Request
Exactly as written, print each record in the listing.

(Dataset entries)
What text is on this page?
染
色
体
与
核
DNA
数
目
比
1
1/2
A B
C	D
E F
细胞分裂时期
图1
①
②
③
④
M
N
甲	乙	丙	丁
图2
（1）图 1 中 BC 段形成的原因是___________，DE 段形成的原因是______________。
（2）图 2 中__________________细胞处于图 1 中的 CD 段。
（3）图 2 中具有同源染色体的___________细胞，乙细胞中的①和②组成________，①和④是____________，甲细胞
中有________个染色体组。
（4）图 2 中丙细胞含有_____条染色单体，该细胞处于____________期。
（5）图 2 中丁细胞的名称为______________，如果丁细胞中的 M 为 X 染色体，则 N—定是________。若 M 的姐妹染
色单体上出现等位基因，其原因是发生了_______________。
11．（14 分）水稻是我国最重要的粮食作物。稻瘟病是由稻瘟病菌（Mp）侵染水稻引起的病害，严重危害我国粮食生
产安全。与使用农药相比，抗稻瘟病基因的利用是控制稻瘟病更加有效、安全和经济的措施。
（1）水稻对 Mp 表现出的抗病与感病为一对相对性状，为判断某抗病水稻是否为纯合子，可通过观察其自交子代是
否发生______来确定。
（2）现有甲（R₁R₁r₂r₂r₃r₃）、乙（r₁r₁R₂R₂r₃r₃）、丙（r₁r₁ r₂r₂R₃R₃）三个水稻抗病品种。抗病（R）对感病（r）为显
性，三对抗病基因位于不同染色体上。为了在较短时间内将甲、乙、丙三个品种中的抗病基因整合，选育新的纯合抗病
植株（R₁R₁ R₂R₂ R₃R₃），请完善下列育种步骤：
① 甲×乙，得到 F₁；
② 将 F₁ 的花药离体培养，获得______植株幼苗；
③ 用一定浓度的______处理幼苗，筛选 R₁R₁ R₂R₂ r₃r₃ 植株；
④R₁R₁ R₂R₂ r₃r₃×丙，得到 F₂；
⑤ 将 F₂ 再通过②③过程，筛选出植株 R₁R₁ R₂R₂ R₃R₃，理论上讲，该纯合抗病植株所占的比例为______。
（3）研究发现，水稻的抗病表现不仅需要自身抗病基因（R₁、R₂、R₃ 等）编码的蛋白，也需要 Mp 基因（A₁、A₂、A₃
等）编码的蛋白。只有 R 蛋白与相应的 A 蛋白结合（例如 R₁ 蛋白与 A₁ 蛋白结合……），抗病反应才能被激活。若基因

Task output
What text is on this page?
染
色
体
与
核
DNA
数
目
比
1
1/2
A B
C	D
E F
细胞分裂时期
图1
①
②
③
④
M
N
甲	乙	丙	丁
图2
（1）图 1 中 BC 段形成的原因是___________，DE 段形成的原因是______________。
（2）图 2 中__________________细胞处于图 1 中的 CD 段。
（3）图 2 中具有同源染色体的___________细胞，乙细胞中的①和②组成________，①和④是____________，甲细胞
中有________个染色体组。
（4）图 2 中丙细胞含有_____条染色单体，该细胞处于____________期。
（5）图 2 中丁细胞的名称为______________，如果丁细胞中的 M 为 X 染色体，则 N—定是________。若 M 的姐妹染
色单体上出现等位基因，其原因是发生了_______________。
11．（14 分）水稻是我国最重要的粮食作物。稻瘟病是由稻瘟病菌（Mp）侵染水稻引起的病害，严重危害我国粮食生
产安全。与使用农药相比，抗稻瘟病基因的利用是控制稻瘟病更加有效、安全和经济的措施。
（1）水稻对 Mp 表现出的抗病与感病为一对相对性状，为判断某抗病水稻是否为纯合子，可通过观察其自交子代是
否发生______来确定。
（2）现有甲（R₁R₁r₂r₂r₃r₃）、乙（r₁r₁R₂R₂r₃r₃）、丙（r₁r₁ r₂r₂R₃R₃）三个水稻抗病品种。抗病（R）对感病（r）为显
性，三对抗病基因位于不同染色体上。为了在较短时间内将甲、乙、丙三个品种中的抗病基因整合，选育新的纯合抗病
植株（R₁R₁ R₂R₂ R₃R₃），请完善下列育种步骤：
① 甲×乙，得到 F₁；
② 将 F₁ 的花药离体培养，获得______植株幼苗；
③ 用一定浓度的______处理幼苗，筛选 R₁R₁ R₂R₂ r₃r₃ 植株；
④R₁R₁ R₂R₂ r₃r₃×丙，得到 F₂；
⑤ 将 F₂ 再通过②③过程，筛选出植株 R₁R₁ R₂R₂ R₃R₃，理论上讲，该纯合抗病植株所占的比例为______。
（3）研究发现，水稻的抗病表现不仅需要自身抗病基因（R₁、R₂、R₃ 等）编码的蛋白，也需要 Mp 基因（A₁、A₂、A₃
等）编码的蛋白。只有 R 蛋白与相应的 A 蛋白结合（例如 R₁ 蛋白与 A₁ 蛋白结合……），抗病反应才能被激活。若基因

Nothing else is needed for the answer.